#### [Your objective]
Where a line of the material contains the string "Systems", copy that line.

#### [Provided material]
□ □ □ □ □ □ □

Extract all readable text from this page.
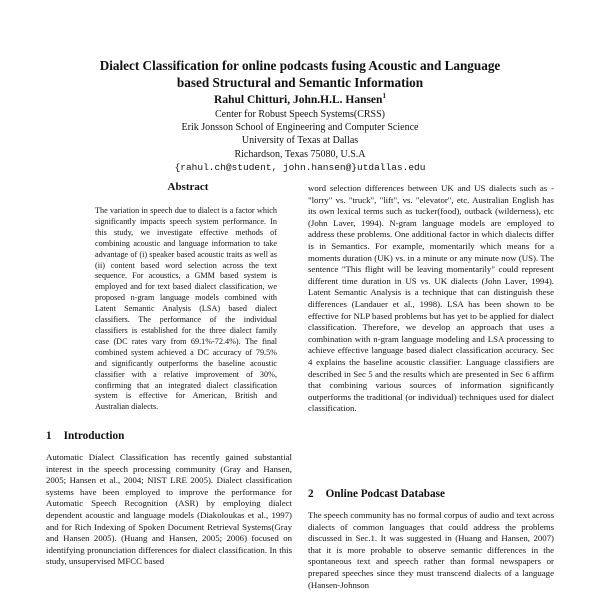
Dialect Classification for online podcasts fusing Acoustic and Language
based Structural and Semantic Information
Rahul Chitturi, John.H.L. Hansen$^1$
Center for Robust Speech Systems(CRSS)
Erik Jonsson School of Engineering and Computer Science
University of Texas at Dallas
Richardson, Texas 75080, U.S.A
{rahul.ch@student, john.hansen@}utdallas.edu
Abstract

The variation in speech due to dialect is a factor which significantly impacts speech system performance. In this study, we investigate effective methods of combining acoustic and language information to take advantage of (i) speaker based acoustic traits as well as (ii) content based word selection across the text sequence. For acoustics, a GMM based system is employed and for text based dialect classification, we proposed n-gram language models combined with Latent Semantic Analysis (LSA) based dialect classifiers. The performance of the individual classifiers is established for the three dialect family case (DC rates vary from 69.1%-72.4%). The final combined system achieved a DC accuracy of 79.5% and significantly outperforms the baseline acoustic classifier with a relative improvement of 30%, confirming that an integrated dialect classification system is effective for American, British and Australian dialects.

1 Introduction

Automatic Dialect Classification has recently gained substantial interest in the speech processing community (Gray and Hansen, 2005; Hansen et al., 2004; NIST LRE 2005). Dialect classification systems have been employed to improve the performance for Automatic Speech Recognition (ASR) by employing dialect dependent acoustic and language models (Diakoloukas et al., 1997) and for Rich Indexing of Spoken Document Retrieval Systems(Gray and Hansen 2005). (Huang and Hansen, 2005; 2006) focused on identifying pronunciation differences for dialect classification. In this study, unsupervised MFCC based

word selection differences between UK and US dialects such as - "lorry" vs. "truck", "lift", vs. "elevator", etc. Australian English has its own lexical terms such as tucker(food), outback (wilderness), etc (John Laver, 1994). N-gram language models are employed to address these problems. One additional factor in which dialects differ is in Semantics. For example, momentarily which means for a moments duration (UK) vs. in a minute or any minute now (US). The sentence "This flight will be leaving momentarily" could represent different time duration in US vs. UK dialects (John Laver, 1994). Latent Semantic Analysis is a technique that can distinguish these differences (Landauer et al., 1998). LSA has been shown to be effective for NLP based problems but has yet to be applied for dialect classification. Therefore, we develop an approach that uses a combination with n-gram language modeling and LSA processing to achieve effective language based dialect classification accuracy. Sec 4 explains the baseline acoustic classifier. Language classifiers are described in Sec 5 and the results which are presented in Sec 6 affirm that combining various sources of information significantly outperforms the traditional (or individual) techniques used for dialect classification.

2 Online Podcast Database

The speech community has no formal corpus of audio and text across dialects of common languages that could address the problems discussed in Sec.1. It was suggested in (Huang and Hansen, 2007) that it is more probable to observe semantic differences in the spontaneous text and speech rather than formal newspapers or prepared speeches since they must transcend dialects of a language (Hansen-Johnson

□ □ □ □ □ □ □

#### [Solution]
Center for Robust Speech Systems(CRSS)
Automatic Dialect Classification has recently gained substantial interest in the speech processing community (Gray and Hansen, 2005; Hansen et al., 2004; NIST LRE 2005). Dialect classification systems have been employed to improve the performance for Automatic Speech Recognition (ASR) by employing dialect dependent acoustic and language models (Diakoloukas et al., 1997) and for Rich Indexing of Spoken Document Retrieval Systems(Gray and Hansen 2005). (Huang and Hansen, 2005; 2006) focused on identifying pronunciation differences for dialect classification. In this study, unsupervised MFCC based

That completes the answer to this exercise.